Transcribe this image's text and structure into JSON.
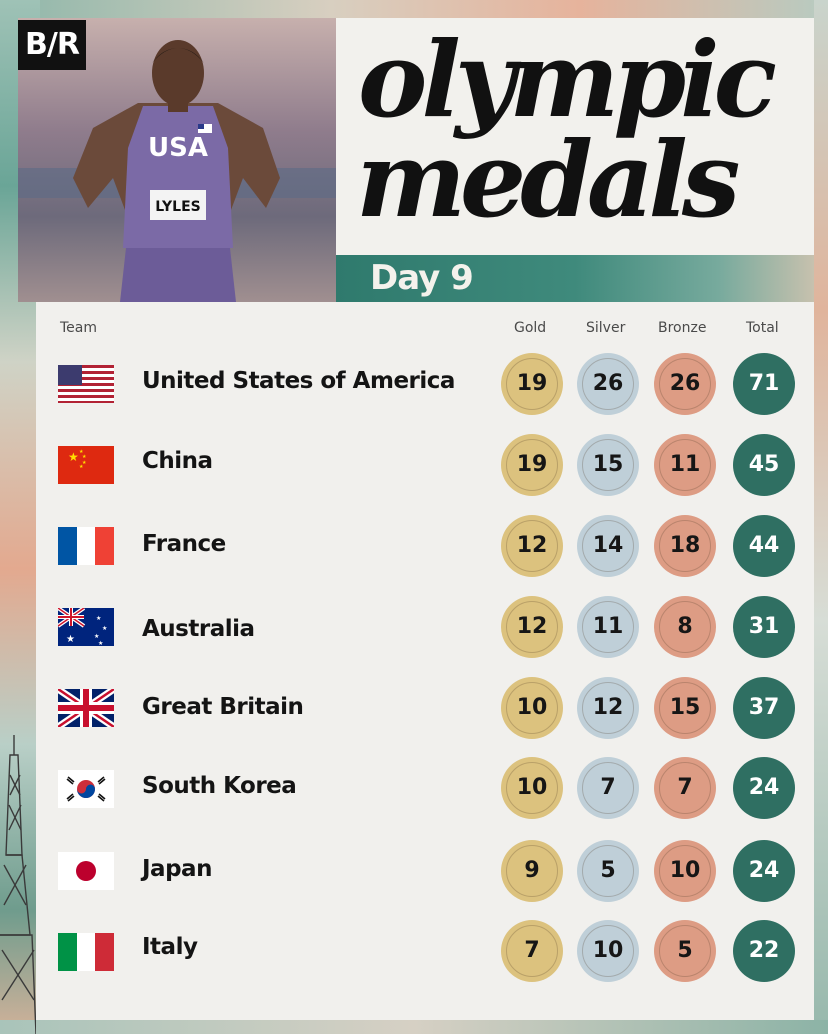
{
  "brand": {
    "logo_text": "B/R"
  },
  "photo": {
    "jersey_text": "USA",
    "bib_text": "LYLES"
  },
  "title": {
    "line1": "olympic",
    "line2": "medals",
    "day": "Day 9"
  },
  "headers": {
    "team": "Team",
    "gold": "Gold",
    "silver": "Silver",
    "bronze": "Bronze",
    "total": "Total"
  },
  "rows": [
    {
      "country": "United States of America",
      "flag": "usa-flag",
      "gold": "19",
      "silver": "26",
      "bronze": "26",
      "total": "71"
    },
    {
      "country": "China",
      "flag": "china-flag",
      "gold": "19",
      "silver": "15",
      "bronze": "11",
      "total": "45"
    },
    {
      "country": "France",
      "flag": "france-flag",
      "gold": "12",
      "silver": "14",
      "bronze": "18",
      "total": "44"
    },
    {
      "country": "Australia",
      "flag": "australia-flag",
      "gold": "12",
      "silver": "11",
      "bronze": "8",
      "total": "31"
    },
    {
      "country": "Great Britain",
      "flag": "great-britain-flag",
      "gold": "10",
      "silver": "12",
      "bronze": "15",
      "total": "37"
    },
    {
      "country": "South Korea",
      "flag": "south-korea-flag",
      "gold": "10",
      "silver": "7",
      "bronze": "7",
      "total": "24"
    },
    {
      "country": "Japan",
      "flag": "japan-flag",
      "gold": "9",
      "silver": "5",
      "bronze": "10",
      "total": "24"
    },
    {
      "country": "Italy",
      "flag": "italy-flag",
      "gold": "7",
      "silver": "10",
      "bronze": "5",
      "total": "22"
    }
  ],
  "colors": {
    "gold": "#dcc27e",
    "silver": "#bfcfd8",
    "bronze": "#dd9c84",
    "total": "#2f6f62",
    "band": "#2f7a6d"
  }
}
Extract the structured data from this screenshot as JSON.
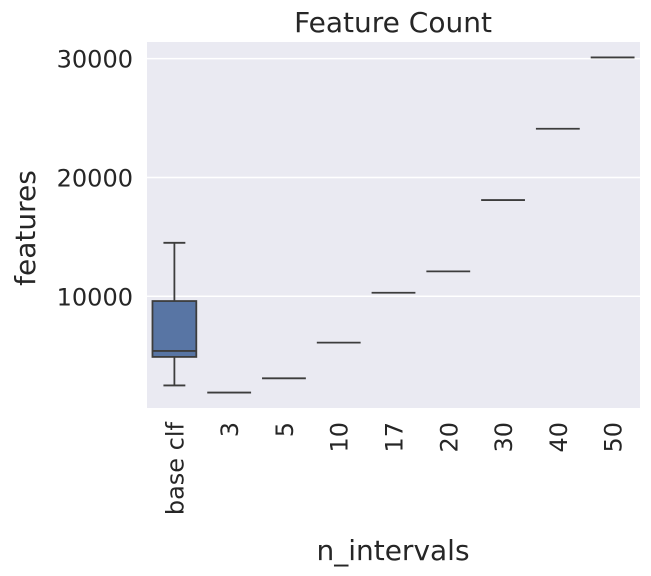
{
  "chart_data": {
    "type": "box",
    "title": "Feature Count",
    "xlabel": "n_intervals",
    "ylabel": "features",
    "ylim": [
      600,
      31400
    ],
    "yticks": [
      10000,
      20000,
      30000
    ],
    "grid": true,
    "background_color": "#eaeaf2",
    "box_color": "#5875a4",
    "line_color": "#3d3d3d",
    "categories": [
      "base clf",
      "3",
      "5",
      "10",
      "17",
      "20",
      "30",
      "40",
      "50"
    ],
    "boxes": [
      {
        "category": "base clf",
        "whisker_low": 2500,
        "q1": 4900,
        "median": 5400,
        "q3": 9600,
        "whisker_high": 14500
      },
      {
        "category": "3",
        "whisker_low": 1900,
        "q1": 1900,
        "median": 1900,
        "q3": 1900,
        "whisker_high": 1900
      },
      {
        "category": "5",
        "whisker_low": 3100,
        "q1": 3100,
        "median": 3100,
        "q3": 3100,
        "whisker_high": 3100
      },
      {
        "category": "10",
        "whisker_low": 6100,
        "q1": 6100,
        "median": 6100,
        "q3": 6100,
        "whisker_high": 6100
      },
      {
        "category": "17",
        "whisker_low": 10300,
        "q1": 10300,
        "median": 10300,
        "q3": 10300,
        "whisker_high": 10300
      },
      {
        "category": "20",
        "whisker_low": 12100,
        "q1": 12100,
        "median": 12100,
        "q3": 12100,
        "whisker_high": 12100
      },
      {
        "category": "30",
        "whisker_low": 18100,
        "q1": 18100,
        "median": 18100,
        "q3": 18100,
        "whisker_high": 18100
      },
      {
        "category": "40",
        "whisker_low": 24100,
        "q1": 24100,
        "median": 24100,
        "q3": 24100,
        "whisker_high": 24100
      },
      {
        "category": "50",
        "whisker_low": 30100,
        "q1": 30100,
        "median": 30100,
        "q3": 30100,
        "whisker_high": 30100
      }
    ]
  }
}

====================

Copy the data word for word. Pictures do not go in the copy.

Transcribe this image's text and structure into JSON.
{
  "brand": {
    "logo_text": "B/R"
  },
  "photo": {
    "jersey_text": "USA",
    "bib_text": "LYLES"
  },
  "title": {
    "line1": "olympic",
    "line2": "medals",
    "day": "Day 9"
  },
  "headers": {
    "team": "Team",
    "gold": "Gold",
    "silver": "Silver",
    "bronze": "Bronze",
    "total": "Total"
  },
  "rows": [
    {
      "country": "United States of America",
      "flag": "usa-flag",
      "gold": "19",
      "silver": "26",
      "bronze": "26",
      "total": "71"
    },
    {
      "country": "China",
      "flag": "china-flag",
      "gold": "19",
      "silver": "15",
      "bronze": "11",
      "total": "45"
    },
    {
      "country": "France",
      "flag": "france-flag",
      "gold": "12",
      "silver": "14",
      "bronze": "18",
      "total": "44"
    },
    {
      "country": "Australia",
      "flag": "australia-flag",
      "gold": "12",
      "silver": "11",
      "bronze": "8",
      "total": "31"
    },
    {
      "country": "Great Britain",
      "flag": "great-britain-flag",
      "gold": "10",
      "silver": "12",
      "bronze": "15",
      "total": "37"
    },
    {
      "country": "South Korea",
      "flag": "south-korea-flag",
      "gold": "10",
      "silver": "7",
      "bronze": "7",
      "total": "24"
    },
    {
      "country": "Japan",
      "flag": "japan-flag",
      "gold": "9",
      "silver": "5",
      "bronze": "10",
      "total": "24"
    },
    {
      "country": "Italy",
      "flag": "italy-flag",
      "gold": "7",
      "silver": "10",
      "bronze": "5",
      "total": "22"
    }
  ],
  "colors": {
    "gold": "#dcc27e",
    "silver": "#bfcfd8",
    "bronze": "#dd9c84",
    "total": "#2f6f62",
    "band": "#2f7a6d"
  }
}
Extract the structured data from this screenshot as JSON.
{
  "chart_data": {
    "type": "box",
    "title": "Feature Count",
    "xlabel": "n_intervals",
    "ylabel": "features",
    "ylim": [
      600,
      31400
    ],
    "yticks": [
      10000,
      20000,
      30000
    ],
    "grid": true,
    "background_color": "#eaeaf2",
    "box_color": "#5875a4",
    "line_color": "#3d3d3d",
    "categories": [
      "base clf",
      "3",
      "5",
      "10",
      "17",
      "20",
      "30",
      "40",
      "50"
    ],
    "boxes": [
      {
        "category": "base clf",
        "whisker_low": 2500,
        "q1": 4900,
        "median": 5400,
        "q3": 9600,
        "whisker_high": 14500
      },
      {
        "category": "3",
        "whisker_low": 1900,
        "q1": 1900,
        "median": 1900,
        "q3": 1900,
        "whisker_high": 1900
      },
      {
        "category": "5",
        "whisker_low": 3100,
        "q1": 3100,
        "median": 3100,
        "q3": 3100,
        "whisker_high": 3100
      },
      {
        "category": "10",
        "whisker_low": 6100,
        "q1": 6100,
        "median": 6100,
        "q3": 6100,
        "whisker_high": 6100
      },
      {
        "category": "17",
        "whisker_low": 10300,
        "q1": 10300,
        "median": 10300,
        "q3": 10300,
        "whisker_high": 10300
      },
      {
        "category": "20",
        "whisker_low": 12100,
        "q1": 12100,
        "median": 12100,
        "q3": 12100,
        "whisker_high": 12100
      },
      {
        "category": "30",
        "whisker_low": 18100,
        "q1": 18100,
        "median": 18100,
        "q3": 18100,
        "whisker_high": 18100
      },
      {
        "category": "40",
        "whisker_low": 24100,
        "q1": 24100,
        "median": 24100,
        "q3": 24100,
        "whisker_high": 24100
      },
      {
        "category": "50",
        "whisker_low": 30100,
        "q1": 30100,
        "median": 30100,
        "q3": 30100,
        "whisker_high": 30100
      }
    ]
  }
}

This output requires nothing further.